Pick out all lines with the word "image" from the records that follow.

──────────────────────────────

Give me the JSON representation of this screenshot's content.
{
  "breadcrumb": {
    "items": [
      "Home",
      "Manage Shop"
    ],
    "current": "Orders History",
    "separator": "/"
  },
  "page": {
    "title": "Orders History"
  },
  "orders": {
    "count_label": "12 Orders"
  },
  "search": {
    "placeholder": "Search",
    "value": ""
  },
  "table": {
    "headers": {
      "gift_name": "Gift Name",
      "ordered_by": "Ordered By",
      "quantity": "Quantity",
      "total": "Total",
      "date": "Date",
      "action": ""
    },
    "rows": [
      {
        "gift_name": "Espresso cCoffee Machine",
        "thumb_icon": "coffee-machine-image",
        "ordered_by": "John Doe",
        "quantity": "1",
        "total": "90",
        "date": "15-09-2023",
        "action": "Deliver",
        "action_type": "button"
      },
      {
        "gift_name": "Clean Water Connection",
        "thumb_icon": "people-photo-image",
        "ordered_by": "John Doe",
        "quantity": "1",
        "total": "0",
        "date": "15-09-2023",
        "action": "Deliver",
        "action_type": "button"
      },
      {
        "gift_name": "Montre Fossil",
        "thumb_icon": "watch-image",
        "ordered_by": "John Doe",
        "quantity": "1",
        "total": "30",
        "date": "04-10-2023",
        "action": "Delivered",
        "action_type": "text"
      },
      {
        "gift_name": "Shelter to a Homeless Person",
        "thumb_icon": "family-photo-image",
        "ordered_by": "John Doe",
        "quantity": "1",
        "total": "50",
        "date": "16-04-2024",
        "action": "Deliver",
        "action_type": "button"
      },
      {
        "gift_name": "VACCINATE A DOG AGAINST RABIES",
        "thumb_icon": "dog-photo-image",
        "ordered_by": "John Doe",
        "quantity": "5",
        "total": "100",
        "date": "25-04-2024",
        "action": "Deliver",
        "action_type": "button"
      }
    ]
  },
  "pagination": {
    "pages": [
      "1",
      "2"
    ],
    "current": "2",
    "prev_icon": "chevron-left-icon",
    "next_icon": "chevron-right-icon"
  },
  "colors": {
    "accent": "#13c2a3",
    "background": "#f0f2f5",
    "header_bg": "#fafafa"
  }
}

──────────────────────────────

* TASK RESULT *
        "thumb_icon": "coffee-machine-image",
        "thumb_icon": "people-photo-image",
        "thumb_icon": "watch-image",
        "thumb_icon": "family-photo-image",
        "thumb_icon": "dog-photo-image",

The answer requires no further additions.